══ Reading text ══

Converts Guide – By John Hames

Chapter 34

The Starting Promise

“And He said certainly I will be with thee” (Exod. 3:21).

The above is the promise God made Moses when sending him to Egypt to lead out the children of Israel. This no doubt served as a great stay and staff for him in all of his after years.

We have all likely learned the value of a special divine promise. The promises are all valuable, but what I mean by a special promise is one that comes to us under peculiar circumstances, similar to the following. We are getting ready to take a long trip, say to California, and before going to the railroad station, kneel in silent prayer to ask God for His direction and protection. On arising and opening the Bible our eyes fall upon the following promise: “I will not fail thee nor forsake thee” (Joshua 1:5). On the other hand, we may be undergoing persecution, and are beset by foes on every side, when these soul-reviving words fall upon our ears.

“Fear thou not; for I am with thee: be not dismayed; for I am thy God: I will strengthen thee; yea, I will help thee; yea, I will uphold thee with the right hand of my righteousness.” (Isaiah 41:10) When receiving such promises, at these times and places, we grasp them and stand more firmly upon them than we do the ordinary promises.

═══
══ Given material ══

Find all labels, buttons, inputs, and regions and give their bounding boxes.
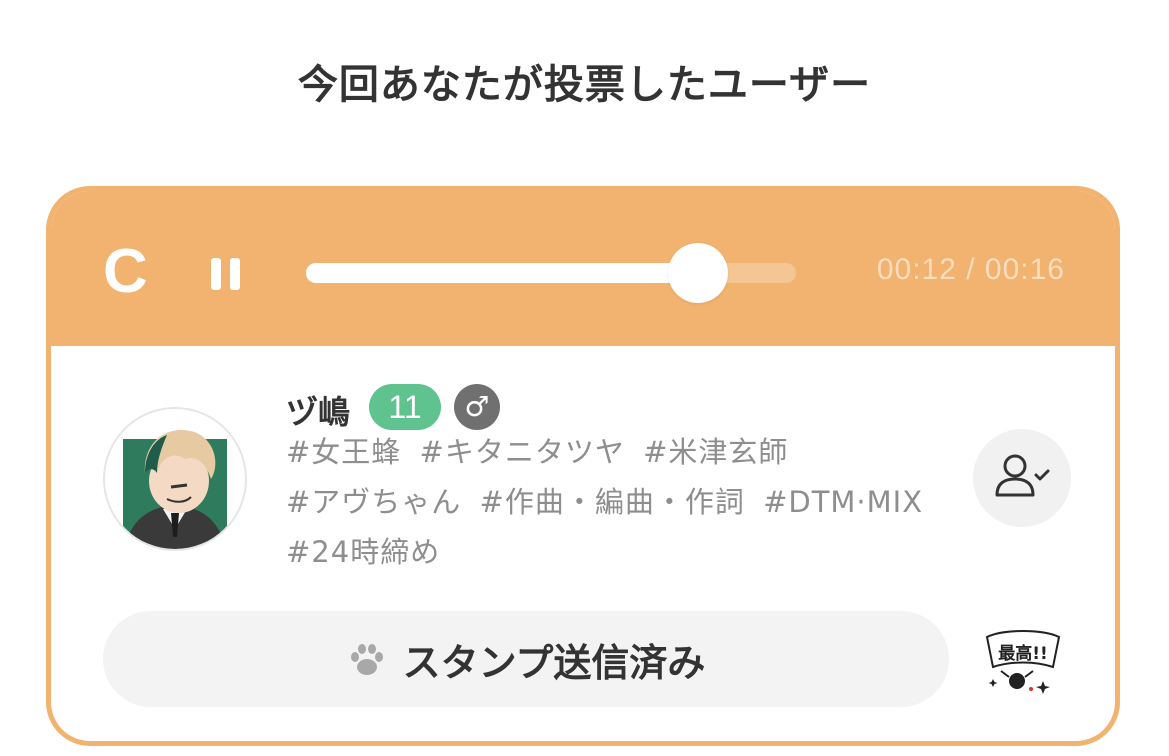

═══

Problems:
(1) Decide whether each of these statements agrees with the chapter on the starting promise, answering yes or no and quoting the words that settle it: (a) the promise quoted from Exodus was made to Moses as he was sent to Egypt; (b) the sample long trip in the chapter is to New York; (c) special promises are held more firmly than ordinary ones.
(2) Extract word for word the passage of the chapter on the starting promise that opens with the words containing "Converts Guide –" and closes with "his after years.".

Written answers:
(1)
(a) Yes: "The above is the promise God made Moses when sending him to Egypt to lead out the children of Israel."
(b) No: "We are getting ready to take a long trip, say to California"
(c) Yes: "we grasp them and stand more firmly upon them than we do the ordinary promises."

(2)
Converts Guide – By John Hames

Chapter 34

The Starting Promise

“And He said certainly I will be with thee” (Exod. 3:21).

The above is the promise God made Moses when sending him to Egypt to lead out the children of Israel. This no doubt served as a great stay and staff for him in all of his after years.